TASK: What number of lines in the material contain the word "Alkaloidlarning"? Give that number alone.

PROVIDED INFORMATION:
════════

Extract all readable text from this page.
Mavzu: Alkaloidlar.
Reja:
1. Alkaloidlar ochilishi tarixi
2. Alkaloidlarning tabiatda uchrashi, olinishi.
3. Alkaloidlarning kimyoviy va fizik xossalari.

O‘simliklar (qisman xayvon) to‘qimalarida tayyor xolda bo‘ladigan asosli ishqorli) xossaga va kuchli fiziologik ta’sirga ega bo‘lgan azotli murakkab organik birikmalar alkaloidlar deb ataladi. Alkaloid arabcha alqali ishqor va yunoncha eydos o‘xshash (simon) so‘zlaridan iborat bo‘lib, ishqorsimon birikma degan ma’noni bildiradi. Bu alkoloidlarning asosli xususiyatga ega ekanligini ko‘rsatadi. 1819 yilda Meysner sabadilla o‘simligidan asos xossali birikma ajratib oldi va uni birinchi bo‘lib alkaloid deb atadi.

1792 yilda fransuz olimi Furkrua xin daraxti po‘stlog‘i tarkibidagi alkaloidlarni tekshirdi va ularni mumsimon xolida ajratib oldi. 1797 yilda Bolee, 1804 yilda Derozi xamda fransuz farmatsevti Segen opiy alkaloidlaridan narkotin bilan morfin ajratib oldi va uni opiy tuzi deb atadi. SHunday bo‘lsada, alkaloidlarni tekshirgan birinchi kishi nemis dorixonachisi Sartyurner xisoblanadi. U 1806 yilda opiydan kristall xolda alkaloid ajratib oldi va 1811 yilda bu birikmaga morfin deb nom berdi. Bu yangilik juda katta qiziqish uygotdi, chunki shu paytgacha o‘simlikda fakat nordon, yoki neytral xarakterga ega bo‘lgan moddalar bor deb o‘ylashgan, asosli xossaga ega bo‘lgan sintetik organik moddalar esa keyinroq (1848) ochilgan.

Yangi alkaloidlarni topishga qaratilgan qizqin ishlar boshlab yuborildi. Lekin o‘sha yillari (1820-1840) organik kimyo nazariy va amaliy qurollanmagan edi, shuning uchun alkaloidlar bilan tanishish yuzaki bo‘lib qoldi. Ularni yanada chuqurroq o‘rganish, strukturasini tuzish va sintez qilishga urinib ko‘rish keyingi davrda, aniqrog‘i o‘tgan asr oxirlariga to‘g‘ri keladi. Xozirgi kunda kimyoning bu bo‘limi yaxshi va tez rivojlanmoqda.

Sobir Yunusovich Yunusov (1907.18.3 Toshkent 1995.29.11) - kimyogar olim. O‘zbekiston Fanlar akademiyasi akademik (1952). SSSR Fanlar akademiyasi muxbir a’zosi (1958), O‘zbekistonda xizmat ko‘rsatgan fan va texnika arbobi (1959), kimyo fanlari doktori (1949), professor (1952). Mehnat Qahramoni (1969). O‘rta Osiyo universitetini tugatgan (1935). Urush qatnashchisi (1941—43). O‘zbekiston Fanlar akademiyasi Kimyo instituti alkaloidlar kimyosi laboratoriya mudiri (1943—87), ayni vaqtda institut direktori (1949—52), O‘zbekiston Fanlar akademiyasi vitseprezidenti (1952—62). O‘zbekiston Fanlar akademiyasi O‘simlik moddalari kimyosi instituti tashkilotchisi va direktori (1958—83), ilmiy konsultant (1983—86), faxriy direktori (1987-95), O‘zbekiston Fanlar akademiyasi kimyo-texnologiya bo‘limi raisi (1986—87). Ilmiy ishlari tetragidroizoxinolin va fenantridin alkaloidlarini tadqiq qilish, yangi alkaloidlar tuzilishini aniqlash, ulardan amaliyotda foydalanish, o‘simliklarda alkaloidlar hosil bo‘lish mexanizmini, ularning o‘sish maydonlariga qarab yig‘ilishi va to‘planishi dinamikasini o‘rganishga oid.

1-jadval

════════

RESPONSE TO THE TASK: 2